▸ Requirement
State how many lines of the records contain the string "právě", and give no other information.

[Records]
————

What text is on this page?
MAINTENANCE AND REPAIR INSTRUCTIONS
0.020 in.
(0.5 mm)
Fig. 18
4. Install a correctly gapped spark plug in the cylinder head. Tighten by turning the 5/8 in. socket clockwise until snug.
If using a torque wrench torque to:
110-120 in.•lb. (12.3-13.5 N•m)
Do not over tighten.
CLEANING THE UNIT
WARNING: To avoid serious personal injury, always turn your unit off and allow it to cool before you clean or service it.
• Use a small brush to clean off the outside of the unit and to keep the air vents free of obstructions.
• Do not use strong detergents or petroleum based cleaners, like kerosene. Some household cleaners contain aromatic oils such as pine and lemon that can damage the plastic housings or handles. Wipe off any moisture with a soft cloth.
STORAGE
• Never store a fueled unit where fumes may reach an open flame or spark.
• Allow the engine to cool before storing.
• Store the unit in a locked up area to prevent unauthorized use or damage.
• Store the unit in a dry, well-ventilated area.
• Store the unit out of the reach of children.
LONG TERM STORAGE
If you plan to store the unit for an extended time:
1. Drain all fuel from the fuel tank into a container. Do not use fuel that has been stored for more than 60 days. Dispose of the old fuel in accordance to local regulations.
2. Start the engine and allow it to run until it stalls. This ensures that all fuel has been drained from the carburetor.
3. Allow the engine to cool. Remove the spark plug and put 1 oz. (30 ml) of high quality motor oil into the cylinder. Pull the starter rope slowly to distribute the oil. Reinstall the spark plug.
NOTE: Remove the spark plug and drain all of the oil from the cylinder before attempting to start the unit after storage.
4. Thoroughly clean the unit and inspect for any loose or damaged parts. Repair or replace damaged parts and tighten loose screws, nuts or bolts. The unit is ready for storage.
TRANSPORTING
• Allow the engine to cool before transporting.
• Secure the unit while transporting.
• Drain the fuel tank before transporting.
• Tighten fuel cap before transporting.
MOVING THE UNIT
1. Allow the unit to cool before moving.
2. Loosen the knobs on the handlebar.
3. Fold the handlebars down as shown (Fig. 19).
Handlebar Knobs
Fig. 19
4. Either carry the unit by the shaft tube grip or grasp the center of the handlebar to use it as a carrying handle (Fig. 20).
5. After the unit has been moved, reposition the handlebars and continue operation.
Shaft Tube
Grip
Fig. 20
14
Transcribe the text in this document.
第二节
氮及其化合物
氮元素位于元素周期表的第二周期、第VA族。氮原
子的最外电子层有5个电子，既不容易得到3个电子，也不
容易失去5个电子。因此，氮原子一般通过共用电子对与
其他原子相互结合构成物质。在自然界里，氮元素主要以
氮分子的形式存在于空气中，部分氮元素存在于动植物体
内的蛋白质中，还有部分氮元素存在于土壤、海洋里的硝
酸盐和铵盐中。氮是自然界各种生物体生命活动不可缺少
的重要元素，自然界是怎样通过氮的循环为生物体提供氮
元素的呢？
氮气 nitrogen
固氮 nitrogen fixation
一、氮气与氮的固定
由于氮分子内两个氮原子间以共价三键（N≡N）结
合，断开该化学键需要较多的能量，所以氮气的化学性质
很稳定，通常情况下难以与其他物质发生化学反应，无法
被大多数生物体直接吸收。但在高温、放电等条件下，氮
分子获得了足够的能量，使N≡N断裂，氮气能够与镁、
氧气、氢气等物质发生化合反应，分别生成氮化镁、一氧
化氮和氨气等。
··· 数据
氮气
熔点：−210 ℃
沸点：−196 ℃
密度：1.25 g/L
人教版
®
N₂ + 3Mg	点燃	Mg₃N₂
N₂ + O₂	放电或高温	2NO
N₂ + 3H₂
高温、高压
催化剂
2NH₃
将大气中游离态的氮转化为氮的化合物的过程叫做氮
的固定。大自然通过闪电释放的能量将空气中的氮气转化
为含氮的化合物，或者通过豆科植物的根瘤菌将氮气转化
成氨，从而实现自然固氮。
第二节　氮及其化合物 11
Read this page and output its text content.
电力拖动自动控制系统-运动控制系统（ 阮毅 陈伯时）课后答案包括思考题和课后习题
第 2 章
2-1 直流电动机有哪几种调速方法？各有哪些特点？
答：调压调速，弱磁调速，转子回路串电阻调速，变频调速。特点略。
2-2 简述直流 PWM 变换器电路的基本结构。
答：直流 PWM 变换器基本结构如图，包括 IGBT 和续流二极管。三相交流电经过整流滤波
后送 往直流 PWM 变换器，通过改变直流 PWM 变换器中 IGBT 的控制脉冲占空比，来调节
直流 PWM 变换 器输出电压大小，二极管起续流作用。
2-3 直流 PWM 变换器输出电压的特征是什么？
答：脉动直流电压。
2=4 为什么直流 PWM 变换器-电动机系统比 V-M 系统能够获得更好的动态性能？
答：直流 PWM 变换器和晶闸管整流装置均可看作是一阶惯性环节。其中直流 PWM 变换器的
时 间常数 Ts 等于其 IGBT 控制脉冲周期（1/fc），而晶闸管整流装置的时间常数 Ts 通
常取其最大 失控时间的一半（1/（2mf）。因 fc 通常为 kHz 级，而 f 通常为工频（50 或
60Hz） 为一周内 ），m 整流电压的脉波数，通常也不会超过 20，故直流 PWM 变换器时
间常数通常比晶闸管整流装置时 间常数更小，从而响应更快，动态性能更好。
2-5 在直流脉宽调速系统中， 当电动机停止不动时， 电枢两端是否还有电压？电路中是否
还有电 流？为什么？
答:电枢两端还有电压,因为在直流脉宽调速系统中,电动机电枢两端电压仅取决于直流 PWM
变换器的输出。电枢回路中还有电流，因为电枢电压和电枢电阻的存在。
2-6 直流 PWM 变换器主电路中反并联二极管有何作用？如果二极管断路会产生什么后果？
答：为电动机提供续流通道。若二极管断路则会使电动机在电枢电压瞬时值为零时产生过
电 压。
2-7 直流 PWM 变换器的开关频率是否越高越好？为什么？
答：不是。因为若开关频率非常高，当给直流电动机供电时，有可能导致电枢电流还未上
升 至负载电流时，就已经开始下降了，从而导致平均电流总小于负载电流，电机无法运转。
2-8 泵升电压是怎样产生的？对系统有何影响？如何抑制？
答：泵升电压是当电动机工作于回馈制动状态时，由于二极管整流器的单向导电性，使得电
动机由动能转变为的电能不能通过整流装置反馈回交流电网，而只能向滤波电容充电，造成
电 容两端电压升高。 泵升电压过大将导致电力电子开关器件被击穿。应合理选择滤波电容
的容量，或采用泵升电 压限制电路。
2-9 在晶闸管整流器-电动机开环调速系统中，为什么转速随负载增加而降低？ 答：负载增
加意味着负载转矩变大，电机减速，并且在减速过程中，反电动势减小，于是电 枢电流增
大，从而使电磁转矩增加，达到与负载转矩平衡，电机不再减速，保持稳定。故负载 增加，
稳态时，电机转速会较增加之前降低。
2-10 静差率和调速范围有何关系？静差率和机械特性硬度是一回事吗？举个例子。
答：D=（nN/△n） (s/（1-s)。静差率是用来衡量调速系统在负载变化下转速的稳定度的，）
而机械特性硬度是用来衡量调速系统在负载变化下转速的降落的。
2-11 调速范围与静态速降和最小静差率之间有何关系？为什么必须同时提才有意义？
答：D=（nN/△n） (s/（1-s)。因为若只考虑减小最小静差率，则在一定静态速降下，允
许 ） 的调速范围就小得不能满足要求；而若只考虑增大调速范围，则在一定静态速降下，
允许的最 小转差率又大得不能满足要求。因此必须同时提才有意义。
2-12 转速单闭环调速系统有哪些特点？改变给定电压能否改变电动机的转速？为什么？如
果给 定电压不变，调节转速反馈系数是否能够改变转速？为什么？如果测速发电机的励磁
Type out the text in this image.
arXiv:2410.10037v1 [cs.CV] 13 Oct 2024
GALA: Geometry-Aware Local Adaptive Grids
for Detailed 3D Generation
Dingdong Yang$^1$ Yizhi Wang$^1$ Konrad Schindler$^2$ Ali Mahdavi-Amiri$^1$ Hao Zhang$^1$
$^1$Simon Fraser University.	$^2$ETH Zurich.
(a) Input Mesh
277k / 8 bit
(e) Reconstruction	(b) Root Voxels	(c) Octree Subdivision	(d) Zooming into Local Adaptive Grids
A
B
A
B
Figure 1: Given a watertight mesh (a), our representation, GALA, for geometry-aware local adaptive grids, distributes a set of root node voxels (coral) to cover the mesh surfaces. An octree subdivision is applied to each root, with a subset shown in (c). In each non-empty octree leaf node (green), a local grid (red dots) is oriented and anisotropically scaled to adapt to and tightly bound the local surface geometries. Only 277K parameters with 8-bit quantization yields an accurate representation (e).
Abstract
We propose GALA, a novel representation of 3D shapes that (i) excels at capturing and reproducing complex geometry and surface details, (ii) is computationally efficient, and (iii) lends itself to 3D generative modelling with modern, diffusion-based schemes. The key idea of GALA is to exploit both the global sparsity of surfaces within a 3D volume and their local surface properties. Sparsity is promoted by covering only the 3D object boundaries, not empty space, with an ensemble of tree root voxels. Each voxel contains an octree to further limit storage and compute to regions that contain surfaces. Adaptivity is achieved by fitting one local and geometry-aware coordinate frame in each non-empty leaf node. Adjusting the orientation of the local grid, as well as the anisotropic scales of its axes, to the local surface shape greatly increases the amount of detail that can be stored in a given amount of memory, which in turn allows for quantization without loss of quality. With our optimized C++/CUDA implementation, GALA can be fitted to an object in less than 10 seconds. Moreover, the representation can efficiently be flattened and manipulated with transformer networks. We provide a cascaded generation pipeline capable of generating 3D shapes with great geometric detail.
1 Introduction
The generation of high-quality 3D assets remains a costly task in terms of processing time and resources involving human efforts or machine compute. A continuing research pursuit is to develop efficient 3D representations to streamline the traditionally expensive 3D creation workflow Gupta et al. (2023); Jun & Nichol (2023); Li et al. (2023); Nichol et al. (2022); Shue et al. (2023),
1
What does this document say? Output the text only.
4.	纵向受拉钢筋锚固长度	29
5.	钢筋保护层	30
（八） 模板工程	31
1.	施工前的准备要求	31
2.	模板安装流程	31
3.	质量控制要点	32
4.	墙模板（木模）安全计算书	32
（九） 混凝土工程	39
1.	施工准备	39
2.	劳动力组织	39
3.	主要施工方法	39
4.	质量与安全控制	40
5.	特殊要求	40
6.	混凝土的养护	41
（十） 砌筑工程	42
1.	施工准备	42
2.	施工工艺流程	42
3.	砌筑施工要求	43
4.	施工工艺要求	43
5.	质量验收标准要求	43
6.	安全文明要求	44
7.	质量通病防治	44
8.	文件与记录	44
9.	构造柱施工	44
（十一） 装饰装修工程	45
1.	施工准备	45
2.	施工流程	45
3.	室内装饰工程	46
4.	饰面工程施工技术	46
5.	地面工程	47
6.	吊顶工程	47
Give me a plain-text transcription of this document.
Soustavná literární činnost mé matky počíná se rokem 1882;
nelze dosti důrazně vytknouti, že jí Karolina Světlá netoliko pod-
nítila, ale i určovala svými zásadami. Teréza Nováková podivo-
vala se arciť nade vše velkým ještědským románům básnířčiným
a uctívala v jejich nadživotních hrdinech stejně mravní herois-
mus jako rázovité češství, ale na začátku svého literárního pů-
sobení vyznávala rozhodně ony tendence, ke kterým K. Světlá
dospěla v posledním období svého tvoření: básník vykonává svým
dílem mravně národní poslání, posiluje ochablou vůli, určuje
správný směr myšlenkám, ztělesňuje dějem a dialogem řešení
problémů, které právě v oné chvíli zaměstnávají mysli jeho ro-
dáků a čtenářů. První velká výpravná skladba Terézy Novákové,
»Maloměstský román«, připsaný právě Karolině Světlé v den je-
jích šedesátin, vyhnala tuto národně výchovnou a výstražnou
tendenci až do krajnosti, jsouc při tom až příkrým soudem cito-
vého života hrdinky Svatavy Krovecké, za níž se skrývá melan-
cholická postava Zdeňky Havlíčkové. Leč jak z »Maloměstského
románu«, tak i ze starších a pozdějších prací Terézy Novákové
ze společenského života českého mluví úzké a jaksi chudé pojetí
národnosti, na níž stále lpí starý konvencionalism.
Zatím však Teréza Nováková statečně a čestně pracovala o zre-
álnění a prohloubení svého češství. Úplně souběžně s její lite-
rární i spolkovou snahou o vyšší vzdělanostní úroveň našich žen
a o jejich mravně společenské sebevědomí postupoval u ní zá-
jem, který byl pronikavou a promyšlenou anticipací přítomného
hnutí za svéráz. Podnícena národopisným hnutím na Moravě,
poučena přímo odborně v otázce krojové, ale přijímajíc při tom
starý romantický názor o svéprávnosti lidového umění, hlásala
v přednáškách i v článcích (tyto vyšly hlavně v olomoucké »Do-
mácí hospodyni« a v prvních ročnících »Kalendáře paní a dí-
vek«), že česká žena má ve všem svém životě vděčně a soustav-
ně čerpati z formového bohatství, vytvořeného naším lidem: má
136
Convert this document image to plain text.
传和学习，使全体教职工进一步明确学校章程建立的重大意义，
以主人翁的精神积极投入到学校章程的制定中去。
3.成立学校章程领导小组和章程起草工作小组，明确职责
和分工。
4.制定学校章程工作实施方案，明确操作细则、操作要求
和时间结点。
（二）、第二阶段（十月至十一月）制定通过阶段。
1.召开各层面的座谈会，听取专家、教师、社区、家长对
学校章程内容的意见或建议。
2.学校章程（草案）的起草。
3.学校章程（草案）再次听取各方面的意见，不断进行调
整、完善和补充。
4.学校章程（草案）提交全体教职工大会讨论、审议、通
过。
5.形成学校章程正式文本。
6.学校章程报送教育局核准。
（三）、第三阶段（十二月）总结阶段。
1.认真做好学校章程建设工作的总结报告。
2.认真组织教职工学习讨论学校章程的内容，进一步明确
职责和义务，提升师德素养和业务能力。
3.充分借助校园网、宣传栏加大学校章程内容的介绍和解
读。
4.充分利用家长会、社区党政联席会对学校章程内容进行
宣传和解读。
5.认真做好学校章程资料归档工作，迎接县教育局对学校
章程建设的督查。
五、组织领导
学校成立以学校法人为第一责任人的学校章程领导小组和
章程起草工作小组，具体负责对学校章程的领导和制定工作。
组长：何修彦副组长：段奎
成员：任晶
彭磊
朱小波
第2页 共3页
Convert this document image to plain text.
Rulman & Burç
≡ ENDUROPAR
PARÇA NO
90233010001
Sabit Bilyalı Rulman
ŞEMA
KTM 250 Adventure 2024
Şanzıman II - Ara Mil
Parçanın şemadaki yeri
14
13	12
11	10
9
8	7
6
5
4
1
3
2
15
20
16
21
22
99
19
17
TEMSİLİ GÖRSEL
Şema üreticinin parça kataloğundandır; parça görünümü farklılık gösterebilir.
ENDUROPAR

————

▸ Worked solution
2